_Aim_
Using the records below, count the lines with "实际实施手卫生次数" in them. Give the number only.
+===+
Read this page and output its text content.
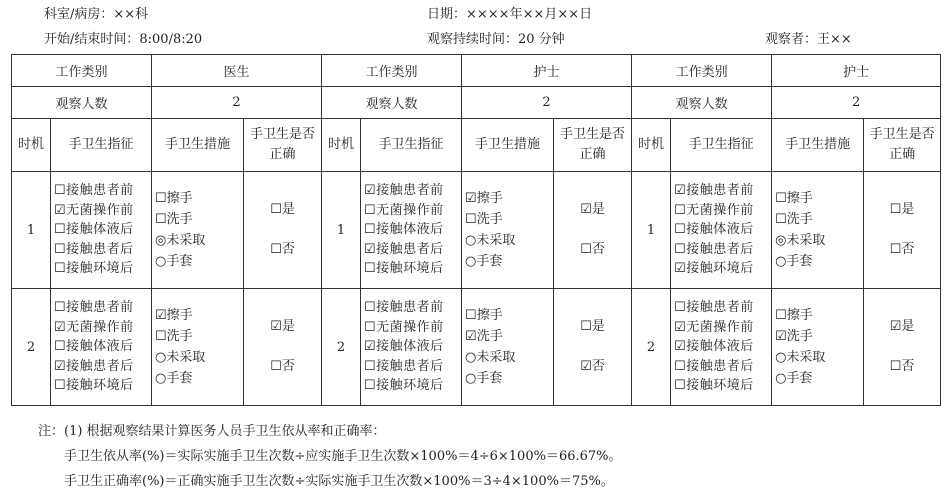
科室/病房：××科	日期：××××年××月××日
开始/结束时间：8:00/8:20	观察持续时间：20 分钟	观察者：王××
工作类别		医生		工作类别		护士		工作类别		护士	
观察人数		2		观察人数		2		观察人数		2	
时机	手卫生指征	手卫生措施	手卫生是否正确	时机	手卫生指征	手卫生措施	手卫生是否正确	时机	手卫生指征	手卫生措施	手卫生是否正确
1	☐接触患者前
☑无菌操作前
☐接触体液后
☐接触患者后
☐接触环境后	☐擦手
☐洗手
◎未采取
○手套	☐是
☐否	1	☑接触患者前
☐无菌操作前
☐接触体液后
☑接触患者后
☐接触环境后	☑擦手
☐洗手
○未采取
○手套	☑是
☐否	1	☑接触患者前
☐无菌操作前
☐接触体液后
☐接触患者后
☑接触环境后	☐擦手
☐洗手
◎未采取
○手套	☐是
☐否

2	☐接触患者前
☑无菌操作前
☐接触体液后
☑接触患者后
☐接触环境后	☑擦手
☐洗手
○未采取
○手套	☑是
☐否	2	☐接触患者前
☐无菌操作前
☑接触体液后
☐接触患者后
☐接触环境后	☐擦手
☑洗手
○未采取
○手套	☐是
☑否	2	☐接触患者前
☑无菌操作前
☑接触体液后
☐接触患者后
☐接触环境后	☐擦手
☑洗手
○未采取
○手套	☑是
☐否
注：(1) 根据观察结果计算医务人员手卫生依从率和正确率：
手卫生依从率(%)＝实际实施手卫生次数÷应实施手卫生次数×100%＝4÷6×100%＝66.67%。
手卫生正确率(%)＝正确实施手卫生次数÷实际实施手卫生次数×100%＝3÷4×100%＝75%。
+===+
_Task answer_
2